> [Directions]:
Reproduce each line of the listing exactly.

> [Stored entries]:
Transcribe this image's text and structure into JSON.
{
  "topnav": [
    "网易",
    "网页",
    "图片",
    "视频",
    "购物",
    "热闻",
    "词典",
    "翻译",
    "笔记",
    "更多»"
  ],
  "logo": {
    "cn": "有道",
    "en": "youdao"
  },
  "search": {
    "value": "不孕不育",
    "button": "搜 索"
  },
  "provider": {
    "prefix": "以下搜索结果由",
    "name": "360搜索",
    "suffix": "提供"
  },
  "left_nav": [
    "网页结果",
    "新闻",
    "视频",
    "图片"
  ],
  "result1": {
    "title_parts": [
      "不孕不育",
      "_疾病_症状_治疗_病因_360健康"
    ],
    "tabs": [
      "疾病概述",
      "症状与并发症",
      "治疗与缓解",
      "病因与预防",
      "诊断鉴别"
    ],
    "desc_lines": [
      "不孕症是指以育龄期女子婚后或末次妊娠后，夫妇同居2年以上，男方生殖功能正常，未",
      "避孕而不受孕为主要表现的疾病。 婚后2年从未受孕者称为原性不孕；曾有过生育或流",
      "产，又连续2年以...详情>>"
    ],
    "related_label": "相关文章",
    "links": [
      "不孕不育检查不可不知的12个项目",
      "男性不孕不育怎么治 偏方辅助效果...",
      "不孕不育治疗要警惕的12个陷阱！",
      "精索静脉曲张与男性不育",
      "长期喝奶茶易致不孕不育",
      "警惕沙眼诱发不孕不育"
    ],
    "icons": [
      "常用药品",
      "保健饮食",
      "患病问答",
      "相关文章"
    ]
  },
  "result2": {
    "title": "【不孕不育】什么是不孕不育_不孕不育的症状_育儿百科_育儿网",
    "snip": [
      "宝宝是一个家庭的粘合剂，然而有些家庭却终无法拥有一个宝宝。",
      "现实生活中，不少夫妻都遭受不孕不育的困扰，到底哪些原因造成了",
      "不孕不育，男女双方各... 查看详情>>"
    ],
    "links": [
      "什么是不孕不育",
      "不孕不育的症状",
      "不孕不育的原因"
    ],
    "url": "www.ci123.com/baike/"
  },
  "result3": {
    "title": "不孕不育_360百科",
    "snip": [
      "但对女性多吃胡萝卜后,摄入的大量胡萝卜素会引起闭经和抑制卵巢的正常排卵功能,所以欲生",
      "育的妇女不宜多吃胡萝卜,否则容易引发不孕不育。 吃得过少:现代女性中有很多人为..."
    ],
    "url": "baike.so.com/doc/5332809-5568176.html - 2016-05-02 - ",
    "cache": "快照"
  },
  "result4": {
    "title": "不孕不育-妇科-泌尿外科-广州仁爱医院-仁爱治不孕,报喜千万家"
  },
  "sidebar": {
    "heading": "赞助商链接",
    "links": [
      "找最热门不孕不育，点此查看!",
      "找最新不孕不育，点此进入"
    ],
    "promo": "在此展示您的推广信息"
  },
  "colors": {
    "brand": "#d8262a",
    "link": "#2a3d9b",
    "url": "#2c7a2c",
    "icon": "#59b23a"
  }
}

> [Written response]:
Transcribe this image's text and structure into JSON.
{
  "topnav": [
    "网易",
    "网页",
    "图片",
    "视频",
    "购物",
    "热闻",
    "词典",
    "翻译",
    "笔记",
    "更多»"
  ],
  "logo": {
    "cn": "有道",
    "en": "youdao"
  },
  "search": {
    "value": "不孕不育",
    "button": "搜 索"
  },
  "provider": {
    "prefix": "以下搜索结果由",
    "name": "360搜索",
    "suffix": "提供"
  },
  "left_nav": [
    "网页结果",
    "新闻",
    "视频",
    "图片"
  ],
  "result1": {
    "title_parts": [
      "不孕不育",
      "_疾病_症状_治疗_病因_360健康"
    ],
    "tabs": [
      "疾病概述",
      "症状与并发症",
      "治疗与缓解",
      "病因与预防",
      "诊断鉴别"
    ],
    "desc_lines": [
      "不孕症是指以育龄期女子婚后或末次妊娠后，夫妇同居2年以上，男方生殖功能正常，未",
      "避孕而不受孕为主要表现的疾病。 婚后2年从未受孕者称为原性不孕；曾有过生育或流",
      "产，又连续2年以...详情>>"
    ],
    "related_label": "相关文章",
    "links": [
      "不孕不育检查不可不知的12个项目",
      "男性不孕不育怎么治 偏方辅助效果...",
      "不孕不育治疗要警惕的12个陷阱！",
      "精索静脉曲张与男性不育",
      "长期喝奶茶易致不孕不育",
      "警惕沙眼诱发不孕不育"
    ],
    "icons": [
      "常用药品",
      "保健饮食",
      "患病问答",
      "相关文章"
    ]
  },
  "result2": {
    "title": "【不孕不育】什么是不孕不育_不孕不育的症状_育儿百科_育儿网",
    "snip": [
      "宝宝是一个家庭的粘合剂，然而有些家庭却终无法拥有一个宝宝。",
      "现实生活中，不少夫妻都遭受不孕不育的困扰，到底哪些原因造成了",
      "不孕不育，男女双方各... 查看详情>>"
    ],
    "links": [
      "什么是不孕不育",
      "不孕不育的症状",
      "不孕不育的原因"
    ],
    "url": "www.ci123.com/baike/"
  },
  "result3": {
    "title": "不孕不育_360百科",
    "snip": [
      "但对女性多吃胡萝卜后,摄入的大量胡萝卜素会引起闭经和抑制卵巢的正常排卵功能,所以欲生",
      "育的妇女不宜多吃胡萝卜,否则容易引发不孕不育。 吃得过少:现代女性中有很多人为..."
    ],
    "url": "baike.so.com/doc/5332809-5568176.html - 2016-05-02 - ",
    "cache": "快照"
  },
  "result4": {
    "title": "不孕不育-妇科-泌尿外科-广州仁爱医院-仁爱治不孕,报喜千万家"
  },
  "sidebar": {
    "heading": "赞助商链接",
    "links": [
      "找最热门不孕不育，点此查看!",
      "找最新不孕不育，点此进入"
    ],
    "promo": "在此展示您的推广信息"
  },
  "colors": {
    "brand": "#d8262a",
    "link": "#2a3d9b",
    "url": "#2c7a2c",
    "icon": "#59b23a"
  }
}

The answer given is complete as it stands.